Can you restate the records below word for word?

## START

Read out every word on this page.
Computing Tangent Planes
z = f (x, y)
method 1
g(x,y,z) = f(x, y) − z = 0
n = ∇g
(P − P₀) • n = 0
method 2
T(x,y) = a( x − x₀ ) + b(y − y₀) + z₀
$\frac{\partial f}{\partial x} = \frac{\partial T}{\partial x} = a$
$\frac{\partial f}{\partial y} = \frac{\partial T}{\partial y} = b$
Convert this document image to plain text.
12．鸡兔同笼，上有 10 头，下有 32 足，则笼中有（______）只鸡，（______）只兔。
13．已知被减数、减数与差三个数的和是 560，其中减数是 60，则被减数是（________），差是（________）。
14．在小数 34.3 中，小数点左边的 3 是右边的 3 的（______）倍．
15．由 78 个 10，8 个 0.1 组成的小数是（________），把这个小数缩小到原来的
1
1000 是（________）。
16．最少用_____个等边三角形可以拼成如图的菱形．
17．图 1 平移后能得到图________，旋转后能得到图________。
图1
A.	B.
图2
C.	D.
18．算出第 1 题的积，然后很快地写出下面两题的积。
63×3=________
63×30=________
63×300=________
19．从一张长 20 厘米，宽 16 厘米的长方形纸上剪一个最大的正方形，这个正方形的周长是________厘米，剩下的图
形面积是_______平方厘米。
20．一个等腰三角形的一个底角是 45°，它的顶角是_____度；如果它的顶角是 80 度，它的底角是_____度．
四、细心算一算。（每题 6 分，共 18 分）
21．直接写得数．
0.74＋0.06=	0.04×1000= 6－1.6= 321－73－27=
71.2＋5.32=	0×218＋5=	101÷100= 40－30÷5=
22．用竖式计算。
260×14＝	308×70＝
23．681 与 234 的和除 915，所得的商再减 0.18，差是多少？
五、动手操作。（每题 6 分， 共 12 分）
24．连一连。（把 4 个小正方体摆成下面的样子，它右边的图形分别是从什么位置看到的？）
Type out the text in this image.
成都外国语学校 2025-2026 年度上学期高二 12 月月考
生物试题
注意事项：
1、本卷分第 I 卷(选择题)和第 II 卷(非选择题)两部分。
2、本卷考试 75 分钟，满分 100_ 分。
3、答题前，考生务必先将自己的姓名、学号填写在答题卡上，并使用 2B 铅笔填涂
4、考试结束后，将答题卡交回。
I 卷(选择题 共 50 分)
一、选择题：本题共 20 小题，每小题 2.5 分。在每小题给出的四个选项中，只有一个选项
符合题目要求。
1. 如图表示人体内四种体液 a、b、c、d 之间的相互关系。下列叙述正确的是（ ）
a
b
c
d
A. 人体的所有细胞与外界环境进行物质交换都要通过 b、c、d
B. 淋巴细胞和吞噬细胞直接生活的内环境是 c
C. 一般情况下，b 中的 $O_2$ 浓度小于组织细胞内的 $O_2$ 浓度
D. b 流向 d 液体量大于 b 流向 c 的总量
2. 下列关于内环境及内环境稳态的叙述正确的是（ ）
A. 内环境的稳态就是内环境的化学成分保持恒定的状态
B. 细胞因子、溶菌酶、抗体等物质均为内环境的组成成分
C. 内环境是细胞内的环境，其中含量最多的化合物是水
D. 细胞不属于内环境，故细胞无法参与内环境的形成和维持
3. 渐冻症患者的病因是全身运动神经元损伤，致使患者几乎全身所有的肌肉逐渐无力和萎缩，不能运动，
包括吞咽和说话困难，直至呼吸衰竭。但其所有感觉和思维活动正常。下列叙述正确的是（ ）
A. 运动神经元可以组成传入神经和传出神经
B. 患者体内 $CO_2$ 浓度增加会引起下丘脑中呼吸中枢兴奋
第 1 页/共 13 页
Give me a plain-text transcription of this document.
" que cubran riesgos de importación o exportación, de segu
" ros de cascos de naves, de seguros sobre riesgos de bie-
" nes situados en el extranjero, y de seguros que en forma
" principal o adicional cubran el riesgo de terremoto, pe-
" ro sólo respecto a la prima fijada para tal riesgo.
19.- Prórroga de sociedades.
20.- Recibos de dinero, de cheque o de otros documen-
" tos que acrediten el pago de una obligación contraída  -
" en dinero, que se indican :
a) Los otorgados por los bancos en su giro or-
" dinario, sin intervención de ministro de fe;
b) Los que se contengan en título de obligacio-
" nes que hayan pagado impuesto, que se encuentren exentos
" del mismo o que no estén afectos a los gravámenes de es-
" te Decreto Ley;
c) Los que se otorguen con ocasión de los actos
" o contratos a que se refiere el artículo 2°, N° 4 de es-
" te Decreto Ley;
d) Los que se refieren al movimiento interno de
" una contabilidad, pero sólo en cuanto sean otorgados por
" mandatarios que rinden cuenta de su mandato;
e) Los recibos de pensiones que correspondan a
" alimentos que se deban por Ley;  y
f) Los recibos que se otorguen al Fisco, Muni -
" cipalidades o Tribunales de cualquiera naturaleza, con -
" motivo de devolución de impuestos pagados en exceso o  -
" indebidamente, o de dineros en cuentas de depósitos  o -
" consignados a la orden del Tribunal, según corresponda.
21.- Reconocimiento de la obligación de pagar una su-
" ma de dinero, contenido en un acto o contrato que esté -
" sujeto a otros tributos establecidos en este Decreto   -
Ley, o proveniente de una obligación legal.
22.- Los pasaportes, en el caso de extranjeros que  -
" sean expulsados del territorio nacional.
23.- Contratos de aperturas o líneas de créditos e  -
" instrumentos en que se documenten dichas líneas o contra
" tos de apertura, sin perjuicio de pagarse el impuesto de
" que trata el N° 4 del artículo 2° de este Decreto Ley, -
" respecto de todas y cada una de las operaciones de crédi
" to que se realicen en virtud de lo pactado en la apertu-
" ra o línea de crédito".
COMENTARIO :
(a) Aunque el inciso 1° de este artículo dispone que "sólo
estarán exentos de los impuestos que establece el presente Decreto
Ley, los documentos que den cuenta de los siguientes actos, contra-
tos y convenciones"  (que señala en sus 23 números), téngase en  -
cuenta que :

## END

## Result
Read out every word on this page.
Computing Tangent Planes
z = f (x, y)
method 1
g(x,y,z) = f(x, y) − z = 0
n = ∇g
(P − P₀) • n = 0
method 2
T(x,y) = a( x − x₀ ) + b(y − y₀) + z₀
$\frac{\partial f}{\partial x} = \frac{\partial T}{\partial x} = a$
$\frac{\partial f}{\partial y} = \frac{\partial T}{\partial y} = b$
Convert this document image to plain text.
12．鸡兔同笼，上有 10 头，下有 32 足，则笼中有（______）只鸡，（______）只兔。
13．已知被减数、减数与差三个数的和是 560，其中减数是 60，则被减数是（________），差是（________）。
14．在小数 34.3 中，小数点左边的 3 是右边的 3 的（______）倍．
15．由 78 个 10，8 个 0.1 组成的小数是（________），把这个小数缩小到原来的
1
1000 是（________）。
16．最少用_____个等边三角形可以拼成如图的菱形．
17．图 1 平移后能得到图________，旋转后能得到图________。
图1
A.	B.
图2
C.	D.
18．算出第 1 题的积，然后很快地写出下面两题的积。
63×3=________
63×30=________
63×300=________
19．从一张长 20 厘米，宽 16 厘米的长方形纸上剪一个最大的正方形，这个正方形的周长是________厘米，剩下的图
形面积是_______平方厘米。
20．一个等腰三角形的一个底角是 45°，它的顶角是_____度；如果它的顶角是 80 度，它的底角是_____度．
四、细心算一算。（每题 6 分，共 18 分）
21．直接写得数．
0.74＋0.06=	0.04×1000= 6－1.6= 321－73－27=
71.2＋5.32=	0×218＋5=	101÷100= 40－30÷5=
22．用竖式计算。
260×14＝	308×70＝
23．681 与 234 的和除 915，所得的商再减 0.18，差是多少？
五、动手操作。（每题 6 分， 共 12 分）
24．连一连。（把 4 个小正方体摆成下面的样子，它右边的图形分别是从什么位置看到的？）
Type out the text in this image.
成都外国语学校 2025-2026 年度上学期高二 12 月月考
生物试题
注意事项：
1、本卷分第 I 卷(选择题)和第 II 卷(非选择题)两部分。
2、本卷考试 75 分钟，满分 100_ 分。
3、答题前，考生务必先将自己的姓名、学号填写在答题卡上，并使用 2B 铅笔填涂
4、考试结束后，将答题卡交回。
I 卷(选择题 共 50 分)
一、选择题：本题共 20 小题，每小题 2.5 分。在每小题给出的四个选项中，只有一个选项
符合题目要求。
1. 如图表示人体内四种体液 a、b、c、d 之间的相互关系。下列叙述正确的是（ ）
a
b
c
d
A. 人体的所有细胞与外界环境进行物质交换都要通过 b、c、d
B. 淋巴细胞和吞噬细胞直接生活的内环境是 c
C. 一般情况下，b 中的 $O_2$ 浓度小于组织细胞内的 $O_2$ 浓度
D. b 流向 d 液体量大于 b 流向 c 的总量
2. 下列关于内环境及内环境稳态的叙述正确的是（ ）
A. 内环境的稳态就是内环境的化学成分保持恒定的状态
B. 细胞因子、溶菌酶、抗体等物质均为内环境的组成成分
C. 内环境是细胞内的环境，其中含量最多的化合物是水
D. 细胞不属于内环境，故细胞无法参与内环境的形成和维持
3. 渐冻症患者的病因是全身运动神经元损伤，致使患者几乎全身所有的肌肉逐渐无力和萎缩，不能运动，
包括吞咽和说话困难，直至呼吸衰竭。但其所有感觉和思维活动正常。下列叙述正确的是（ ）
A. 运动神经元可以组成传入神经和传出神经
B. 患者体内 $CO_2$ 浓度增加会引起下丘脑中呼吸中枢兴奋
第 1 页/共 13 页
Give me a plain-text transcription of this document.
" que cubran riesgos de importación o exportación, de segu
" ros de cascos de naves, de seguros sobre riesgos de bie-
" nes situados en el extranjero, y de seguros que en forma
" principal o adicional cubran el riesgo de terremoto, pe-
" ro sólo respecto a la prima fijada para tal riesgo.
19.- Prórroga de sociedades.
20.- Recibos de dinero, de cheque o de otros documen-
" tos que acrediten el pago de una obligación contraída  -
" en dinero, que se indican :
a) Los otorgados por los bancos en su giro or-
" dinario, sin intervención de ministro de fe;
b) Los que se contengan en título de obligacio-
" nes que hayan pagado impuesto, que se encuentren exentos
" del mismo o que no estén afectos a los gravámenes de es-
" te Decreto Ley;
c) Los que se otorguen con ocasión de los actos
" o contratos a que se refiere el artículo 2°, N° 4 de es-
" te Decreto Ley;
d) Los que se refieren al movimiento interno de
" una contabilidad, pero sólo en cuanto sean otorgados por
" mandatarios que rinden cuenta de su mandato;
e) Los recibos de pensiones que correspondan a
" alimentos que se deban por Ley;  y
f) Los recibos que se otorguen al Fisco, Muni -
" cipalidades o Tribunales de cualquiera naturaleza, con -
" motivo de devolución de impuestos pagados en exceso o  -
" indebidamente, o de dineros en cuentas de depósitos  o -
" consignados a la orden del Tribunal, según corresponda.
21.- Reconocimiento de la obligación de pagar una su-
" ma de dinero, contenido en un acto o contrato que esté -
" sujeto a otros tributos establecidos en este Decreto   -
Ley, o proveniente de una obligación legal.
22.- Los pasaportes, en el caso de extranjeros que  -
" sean expulsados del territorio nacional.
23.- Contratos de aperturas o líneas de créditos e  -
" instrumentos en que se documenten dichas líneas o contra
" tos de apertura, sin perjuicio de pagarse el impuesto de
" que trata el N° 4 del artículo 2° de este Decreto Ley, -
" respecto de todas y cada una de las operaciones de crédi
" to que se realicen en virtud de lo pactado en la apertu-
" ra o línea de crédito".
COMENTARIO :
(a) Aunque el inciso 1° de este artículo dispone que "sólo
estarán exentos de los impuestos que establece el presente Decreto
Ley, los documentos que den cuenta de los siguientes actos, contra-
tos y convenciones"  (que señala en sus 23 números), téngase en  -
cuenta que :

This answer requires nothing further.